> [Task description]:
Keep only the lines of the listing that include the word "Pulsed", and copy them.

> [Records for this exercise]:
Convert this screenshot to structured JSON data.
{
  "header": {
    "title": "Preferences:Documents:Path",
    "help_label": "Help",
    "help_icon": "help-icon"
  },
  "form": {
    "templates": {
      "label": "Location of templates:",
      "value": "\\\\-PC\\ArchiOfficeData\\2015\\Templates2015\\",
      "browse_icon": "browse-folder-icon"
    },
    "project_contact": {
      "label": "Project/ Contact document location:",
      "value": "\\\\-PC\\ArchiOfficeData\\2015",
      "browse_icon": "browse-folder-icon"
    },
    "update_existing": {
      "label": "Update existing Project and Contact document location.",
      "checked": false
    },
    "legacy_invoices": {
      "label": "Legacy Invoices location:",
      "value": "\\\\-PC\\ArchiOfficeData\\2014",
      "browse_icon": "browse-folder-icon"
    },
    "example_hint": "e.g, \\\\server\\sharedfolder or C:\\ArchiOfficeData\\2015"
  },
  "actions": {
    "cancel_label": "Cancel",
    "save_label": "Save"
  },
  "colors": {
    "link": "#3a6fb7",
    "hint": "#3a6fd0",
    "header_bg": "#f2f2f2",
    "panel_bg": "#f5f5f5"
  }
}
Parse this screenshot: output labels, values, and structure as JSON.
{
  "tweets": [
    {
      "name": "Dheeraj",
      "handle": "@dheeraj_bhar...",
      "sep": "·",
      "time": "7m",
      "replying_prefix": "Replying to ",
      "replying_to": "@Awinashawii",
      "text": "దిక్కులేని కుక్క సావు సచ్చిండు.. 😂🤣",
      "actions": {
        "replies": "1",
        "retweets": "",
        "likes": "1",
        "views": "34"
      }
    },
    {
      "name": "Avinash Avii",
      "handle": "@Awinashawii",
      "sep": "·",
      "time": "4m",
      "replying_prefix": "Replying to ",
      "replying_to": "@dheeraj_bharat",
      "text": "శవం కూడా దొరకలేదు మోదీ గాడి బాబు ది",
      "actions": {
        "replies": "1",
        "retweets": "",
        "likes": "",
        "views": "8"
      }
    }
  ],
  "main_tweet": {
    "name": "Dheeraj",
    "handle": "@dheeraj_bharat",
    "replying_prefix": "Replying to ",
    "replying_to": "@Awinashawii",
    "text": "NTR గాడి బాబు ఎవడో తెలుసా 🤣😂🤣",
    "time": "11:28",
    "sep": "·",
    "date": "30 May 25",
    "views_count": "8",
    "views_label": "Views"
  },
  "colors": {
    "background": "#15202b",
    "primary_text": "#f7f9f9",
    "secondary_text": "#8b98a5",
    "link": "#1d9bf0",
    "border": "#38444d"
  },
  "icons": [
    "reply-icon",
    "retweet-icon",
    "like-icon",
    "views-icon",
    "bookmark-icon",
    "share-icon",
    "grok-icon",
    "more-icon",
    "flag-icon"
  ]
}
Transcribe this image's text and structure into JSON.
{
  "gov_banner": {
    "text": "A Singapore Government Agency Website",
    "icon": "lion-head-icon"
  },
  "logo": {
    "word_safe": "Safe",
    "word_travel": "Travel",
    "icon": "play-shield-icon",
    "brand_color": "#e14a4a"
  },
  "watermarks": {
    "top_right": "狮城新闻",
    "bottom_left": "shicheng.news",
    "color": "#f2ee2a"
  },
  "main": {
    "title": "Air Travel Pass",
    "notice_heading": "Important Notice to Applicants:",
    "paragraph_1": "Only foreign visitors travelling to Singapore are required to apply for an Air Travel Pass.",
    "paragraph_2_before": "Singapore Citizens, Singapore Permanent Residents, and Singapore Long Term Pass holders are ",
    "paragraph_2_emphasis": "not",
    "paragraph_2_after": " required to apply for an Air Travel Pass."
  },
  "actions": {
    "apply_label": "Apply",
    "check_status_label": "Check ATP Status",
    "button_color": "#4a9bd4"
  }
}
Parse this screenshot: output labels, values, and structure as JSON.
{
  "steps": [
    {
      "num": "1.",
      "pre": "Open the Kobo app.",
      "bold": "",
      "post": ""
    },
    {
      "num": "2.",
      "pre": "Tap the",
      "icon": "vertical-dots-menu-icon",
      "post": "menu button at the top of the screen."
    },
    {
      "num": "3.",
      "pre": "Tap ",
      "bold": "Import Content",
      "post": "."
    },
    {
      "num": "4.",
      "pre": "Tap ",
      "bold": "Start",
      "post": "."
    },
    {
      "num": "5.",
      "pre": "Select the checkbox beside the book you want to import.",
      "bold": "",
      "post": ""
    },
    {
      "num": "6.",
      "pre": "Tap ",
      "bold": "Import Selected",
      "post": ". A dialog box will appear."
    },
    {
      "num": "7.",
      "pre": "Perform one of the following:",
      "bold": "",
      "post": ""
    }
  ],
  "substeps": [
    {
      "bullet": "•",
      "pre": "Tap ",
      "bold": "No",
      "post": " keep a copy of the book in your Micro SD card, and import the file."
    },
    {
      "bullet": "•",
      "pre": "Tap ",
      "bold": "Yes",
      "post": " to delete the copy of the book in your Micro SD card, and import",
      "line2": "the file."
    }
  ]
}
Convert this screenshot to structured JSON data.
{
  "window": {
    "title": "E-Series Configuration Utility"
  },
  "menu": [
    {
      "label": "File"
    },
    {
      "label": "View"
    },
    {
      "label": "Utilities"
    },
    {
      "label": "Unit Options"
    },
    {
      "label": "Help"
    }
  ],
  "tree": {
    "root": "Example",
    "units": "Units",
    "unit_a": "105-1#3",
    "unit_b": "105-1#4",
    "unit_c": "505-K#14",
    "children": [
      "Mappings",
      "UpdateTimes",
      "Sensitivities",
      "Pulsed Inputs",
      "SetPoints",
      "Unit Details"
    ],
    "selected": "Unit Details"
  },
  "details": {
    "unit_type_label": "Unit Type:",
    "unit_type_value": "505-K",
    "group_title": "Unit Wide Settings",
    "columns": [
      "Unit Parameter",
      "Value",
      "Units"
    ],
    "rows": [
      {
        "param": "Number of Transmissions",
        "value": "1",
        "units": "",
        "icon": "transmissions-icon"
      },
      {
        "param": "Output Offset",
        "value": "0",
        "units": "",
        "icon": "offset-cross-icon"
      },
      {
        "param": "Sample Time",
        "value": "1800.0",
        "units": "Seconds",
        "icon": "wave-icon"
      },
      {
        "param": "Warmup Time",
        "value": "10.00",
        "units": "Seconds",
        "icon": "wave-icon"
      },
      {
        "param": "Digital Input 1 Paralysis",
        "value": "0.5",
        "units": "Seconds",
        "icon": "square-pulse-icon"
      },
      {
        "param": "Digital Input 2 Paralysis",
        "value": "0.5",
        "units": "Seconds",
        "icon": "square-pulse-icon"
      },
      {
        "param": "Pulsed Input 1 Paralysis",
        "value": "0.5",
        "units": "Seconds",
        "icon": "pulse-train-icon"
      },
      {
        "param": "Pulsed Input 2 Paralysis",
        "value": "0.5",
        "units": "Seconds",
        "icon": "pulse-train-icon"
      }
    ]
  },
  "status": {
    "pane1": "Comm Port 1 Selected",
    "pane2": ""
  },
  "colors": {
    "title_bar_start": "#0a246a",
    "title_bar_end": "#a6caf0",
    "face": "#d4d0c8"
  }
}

> [Answer to the exercise]:
      "Pulsed Inputs",
        "param": "Pulsed Input 1 Paralysis",
        "param": "Pulsed Input 2 Paralysis",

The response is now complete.